Start of Input rows
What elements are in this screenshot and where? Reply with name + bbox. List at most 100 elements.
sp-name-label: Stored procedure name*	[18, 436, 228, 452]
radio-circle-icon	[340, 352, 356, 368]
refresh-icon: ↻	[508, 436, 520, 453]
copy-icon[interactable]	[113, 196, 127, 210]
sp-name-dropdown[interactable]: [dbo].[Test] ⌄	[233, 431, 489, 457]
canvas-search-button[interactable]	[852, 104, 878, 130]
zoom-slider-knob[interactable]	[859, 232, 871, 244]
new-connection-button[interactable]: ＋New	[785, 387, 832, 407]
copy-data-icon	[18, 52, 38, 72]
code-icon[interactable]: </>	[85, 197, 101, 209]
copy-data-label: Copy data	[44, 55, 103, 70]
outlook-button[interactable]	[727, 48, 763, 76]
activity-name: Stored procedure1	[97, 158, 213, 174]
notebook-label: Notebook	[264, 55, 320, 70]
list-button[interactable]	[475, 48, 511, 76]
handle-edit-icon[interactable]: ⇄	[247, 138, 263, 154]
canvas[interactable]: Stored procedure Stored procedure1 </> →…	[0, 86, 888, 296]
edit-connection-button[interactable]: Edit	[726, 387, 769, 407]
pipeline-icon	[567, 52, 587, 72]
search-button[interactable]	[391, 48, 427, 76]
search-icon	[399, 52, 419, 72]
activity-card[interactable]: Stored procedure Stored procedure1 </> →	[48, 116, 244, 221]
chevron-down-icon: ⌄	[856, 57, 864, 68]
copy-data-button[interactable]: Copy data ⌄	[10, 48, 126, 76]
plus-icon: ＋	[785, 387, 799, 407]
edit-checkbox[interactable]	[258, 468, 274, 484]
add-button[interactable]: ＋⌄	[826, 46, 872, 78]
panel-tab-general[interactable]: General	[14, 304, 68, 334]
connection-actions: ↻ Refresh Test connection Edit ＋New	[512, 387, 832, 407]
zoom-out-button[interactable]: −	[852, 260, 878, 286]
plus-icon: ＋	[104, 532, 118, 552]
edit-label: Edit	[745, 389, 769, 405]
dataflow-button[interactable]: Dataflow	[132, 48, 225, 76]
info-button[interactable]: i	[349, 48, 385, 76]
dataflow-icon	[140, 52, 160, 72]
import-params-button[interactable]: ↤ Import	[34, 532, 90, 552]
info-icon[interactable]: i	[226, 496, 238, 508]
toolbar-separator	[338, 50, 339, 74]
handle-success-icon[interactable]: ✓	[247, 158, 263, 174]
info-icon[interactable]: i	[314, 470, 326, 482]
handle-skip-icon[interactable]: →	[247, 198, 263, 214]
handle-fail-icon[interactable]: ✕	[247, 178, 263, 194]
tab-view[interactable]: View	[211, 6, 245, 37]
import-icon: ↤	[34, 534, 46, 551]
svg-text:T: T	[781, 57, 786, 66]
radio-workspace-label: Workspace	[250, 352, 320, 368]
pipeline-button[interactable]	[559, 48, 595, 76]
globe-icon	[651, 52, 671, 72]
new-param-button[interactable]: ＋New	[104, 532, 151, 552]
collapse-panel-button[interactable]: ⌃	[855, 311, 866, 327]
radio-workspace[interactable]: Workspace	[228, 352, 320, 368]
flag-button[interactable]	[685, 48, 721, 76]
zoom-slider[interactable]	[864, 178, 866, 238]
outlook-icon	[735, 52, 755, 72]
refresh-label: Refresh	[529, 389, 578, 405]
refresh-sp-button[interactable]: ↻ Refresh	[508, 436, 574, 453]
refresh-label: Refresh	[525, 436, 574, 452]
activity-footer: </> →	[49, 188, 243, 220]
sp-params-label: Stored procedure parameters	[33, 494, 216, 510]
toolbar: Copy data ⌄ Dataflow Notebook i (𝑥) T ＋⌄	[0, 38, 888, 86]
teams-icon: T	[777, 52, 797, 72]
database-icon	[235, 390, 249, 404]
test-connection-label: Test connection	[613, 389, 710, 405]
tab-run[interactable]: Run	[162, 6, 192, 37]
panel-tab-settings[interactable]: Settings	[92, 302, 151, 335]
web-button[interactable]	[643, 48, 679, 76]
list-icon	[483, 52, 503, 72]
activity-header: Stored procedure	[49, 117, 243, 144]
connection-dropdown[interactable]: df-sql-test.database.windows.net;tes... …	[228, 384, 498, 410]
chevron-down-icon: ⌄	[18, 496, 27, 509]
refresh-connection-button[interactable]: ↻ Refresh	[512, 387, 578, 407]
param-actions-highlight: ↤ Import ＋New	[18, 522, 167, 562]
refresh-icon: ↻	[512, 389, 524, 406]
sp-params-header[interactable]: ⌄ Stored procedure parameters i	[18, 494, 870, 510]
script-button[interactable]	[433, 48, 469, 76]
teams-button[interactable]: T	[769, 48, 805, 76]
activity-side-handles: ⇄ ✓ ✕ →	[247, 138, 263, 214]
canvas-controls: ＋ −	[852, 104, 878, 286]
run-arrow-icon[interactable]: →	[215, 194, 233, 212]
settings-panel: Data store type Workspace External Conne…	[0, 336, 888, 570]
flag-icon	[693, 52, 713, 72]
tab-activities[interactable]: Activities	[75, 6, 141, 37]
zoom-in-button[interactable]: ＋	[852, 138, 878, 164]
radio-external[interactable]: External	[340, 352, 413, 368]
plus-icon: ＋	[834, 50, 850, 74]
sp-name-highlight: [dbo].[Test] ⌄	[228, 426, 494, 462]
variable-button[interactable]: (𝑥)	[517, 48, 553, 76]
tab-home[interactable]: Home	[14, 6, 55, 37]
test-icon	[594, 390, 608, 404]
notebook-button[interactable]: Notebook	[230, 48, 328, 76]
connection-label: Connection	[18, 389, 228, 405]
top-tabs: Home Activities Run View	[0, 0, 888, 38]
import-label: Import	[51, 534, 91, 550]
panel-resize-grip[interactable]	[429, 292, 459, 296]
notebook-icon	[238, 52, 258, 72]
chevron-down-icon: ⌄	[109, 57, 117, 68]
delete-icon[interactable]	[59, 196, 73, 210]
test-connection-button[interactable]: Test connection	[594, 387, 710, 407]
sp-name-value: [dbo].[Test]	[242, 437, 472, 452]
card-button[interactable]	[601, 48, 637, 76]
End of Input rows
Instructions to follow: Switch "Stored procedure1" to "Stored procedure2" in every one of the rows and leave all else unchanged.

Response to the task:
What elements are in this screenshot and where? Reply with name + bbox. List at most 100 elements.
sp-name-label: Stored procedure name*	[18, 436, 228, 452]
radio-circle-icon	[340, 352, 356, 368]
refresh-icon: ↻	[508, 436, 520, 453]
copy-icon[interactable]	[113, 196, 127, 210]
sp-name-dropdown[interactable]: [dbo].[Test] ⌄	[233, 431, 489, 457]
canvas-search-button[interactable]	[852, 104, 878, 130]
zoom-slider-knob[interactable]	[859, 232, 871, 244]
new-connection-button[interactable]: ＋New	[785, 387, 832, 407]
copy-data-icon	[18, 52, 38, 72]
code-icon[interactable]: </>	[85, 197, 101, 209]
copy-data-label: Copy data	[44, 55, 103, 70]
outlook-button[interactable]	[727, 48, 763, 76]
activity-name: Stored procedure2	[97, 158, 213, 174]
notebook-label: Notebook	[264, 55, 320, 70]
list-button[interactable]	[475, 48, 511, 76]
handle-edit-icon[interactable]: ⇄	[247, 138, 263, 154]
canvas[interactable]: Stored procedure Stored procedure2 </> →…	[0, 86, 888, 296]
edit-connection-button[interactable]: Edit	[726, 387, 769, 407]
pipeline-icon	[567, 52, 587, 72]
search-button[interactable]	[391, 48, 427, 76]
search-icon	[399, 52, 419, 72]
activity-card[interactable]: Stored procedure Stored procedure2 </> →	[48, 116, 244, 221]
chevron-down-icon: ⌄	[856, 57, 864, 68]
copy-data-button[interactable]: Copy data ⌄	[10, 48, 126, 76]
plus-icon: ＋	[785, 387, 799, 407]
edit-checkbox[interactable]	[258, 468, 274, 484]
add-button[interactable]: ＋⌄	[826, 46, 872, 78]
panel-tab-general[interactable]: General	[14, 304, 68, 334]
connection-actions: ↻ Refresh Test connection Edit ＋New	[512, 387, 832, 407]
zoom-out-button[interactable]: −	[852, 260, 878, 286]
plus-icon: ＋	[104, 532, 118, 552]
edit-label: Edit	[745, 389, 769, 405]
dataflow-button[interactable]: Dataflow	[132, 48, 225, 76]
info-button[interactable]: i	[349, 48, 385, 76]
dataflow-icon	[140, 52, 160, 72]
import-params-button[interactable]: ↤ Import	[34, 532, 90, 552]
info-icon[interactable]: i	[226, 496, 238, 508]
toolbar-separator	[338, 50, 339, 74]
handle-success-icon[interactable]: ✓	[247, 158, 263, 174]
info-icon[interactable]: i	[314, 470, 326, 482]
handle-skip-icon[interactable]: →	[247, 198, 263, 214]
handle-fail-icon[interactable]: ✕	[247, 178, 263, 194]
tab-view[interactable]: View	[211, 6, 245, 37]
import-icon: ↤	[34, 534, 46, 551]
svg-text:T: T	[781, 57, 786, 66]
radio-workspace-label: Workspace	[250, 352, 320, 368]
pipeline-button[interactable]	[559, 48, 595, 76]
globe-icon	[651, 52, 671, 72]
new-param-button[interactable]: ＋New	[104, 532, 151, 552]
collapse-panel-button[interactable]: ⌃	[855, 311, 866, 327]
radio-workspace[interactable]: Workspace	[228, 352, 320, 368]
flag-button[interactable]	[685, 48, 721, 76]
zoom-slider[interactable]	[864, 178, 866, 238]
outlook-icon	[735, 52, 755, 72]
refresh-label: Refresh	[529, 389, 578, 405]
refresh-sp-button[interactable]: ↻ Refresh	[508, 436, 574, 453]
refresh-label: Refresh	[525, 436, 574, 452]
activity-footer: </> →	[49, 188, 243, 220]
sp-params-label: Stored procedure parameters	[33, 494, 216, 510]
toolbar: Copy data ⌄ Dataflow Notebook i (𝑥) T ＋⌄	[0, 38, 888, 86]
teams-icon: T	[777, 52, 797, 72]
database-icon	[235, 390, 249, 404]
test-connection-label: Test connection	[613, 389, 710, 405]
tab-run[interactable]: Run	[162, 6, 192, 37]
panel-tab-settings[interactable]: Settings	[92, 302, 151, 335]
web-button[interactable]	[643, 48, 679, 76]
list-icon	[483, 52, 503, 72]
activity-header: Stored procedure	[49, 117, 243, 144]
connection-dropdown[interactable]: df-sql-test.database.windows.net;tes... …	[228, 384, 498, 410]
chevron-down-icon: ⌄	[18, 496, 27, 509]
refresh-connection-button[interactable]: ↻ Refresh	[512, 387, 578, 407]
param-actions-highlight: ↤ Import ＋New	[18, 522, 167, 562]
refresh-icon: ↻	[512, 389, 524, 406]
sp-params-header[interactable]: ⌄ Stored procedure parameters i	[18, 494, 870, 510]
script-button[interactable]	[433, 48, 469, 76]
teams-button[interactable]: T	[769, 48, 805, 76]
activity-side-handles: ⇄ ✓ ✕ →	[247, 138, 263, 214]
canvas-controls: ＋ −	[852, 104, 878, 286]
run-arrow-icon[interactable]: →	[215, 194, 233, 212]
settings-panel: Data store type Workspace External Conne…	[0, 336, 888, 570]
flag-icon	[693, 52, 713, 72]
tab-activities[interactable]: Activities	[75, 6, 141, 37]
zoom-in-button[interactable]: ＋	[852, 138, 878, 164]
radio-external[interactable]: External	[340, 352, 413, 368]
plus-icon: ＋	[834, 50, 850, 74]
sp-name-highlight: [dbo].[Test] ⌄	[228, 426, 494, 462]
variable-button[interactable]: (𝑥)	[517, 48, 553, 76]
tab-home[interactable]: Home	[14, 6, 55, 37]
test-icon	[594, 390, 608, 404]
notebook-button[interactable]: Notebook	[230, 48, 328, 76]
connection-label: Connection	[18, 389, 228, 405]
top-tabs: Home Activities Run View	[0, 0, 888, 38]
import-label: Import	[51, 534, 91, 550]
panel-resize-grip[interactable]	[429, 292, 459, 296]
notebook-icon	[238, 52, 258, 72]
chevron-down-icon: ⌄	[109, 57, 117, 68]
delete-icon[interactable]	[59, 196, 73, 210]
test-connection-button[interactable]: Test connection	[594, 387, 710, 407]
sp-name-value: [dbo].[Test]	[242, 437, 472, 452]
card-button[interactable]	[601, 48, 637, 76]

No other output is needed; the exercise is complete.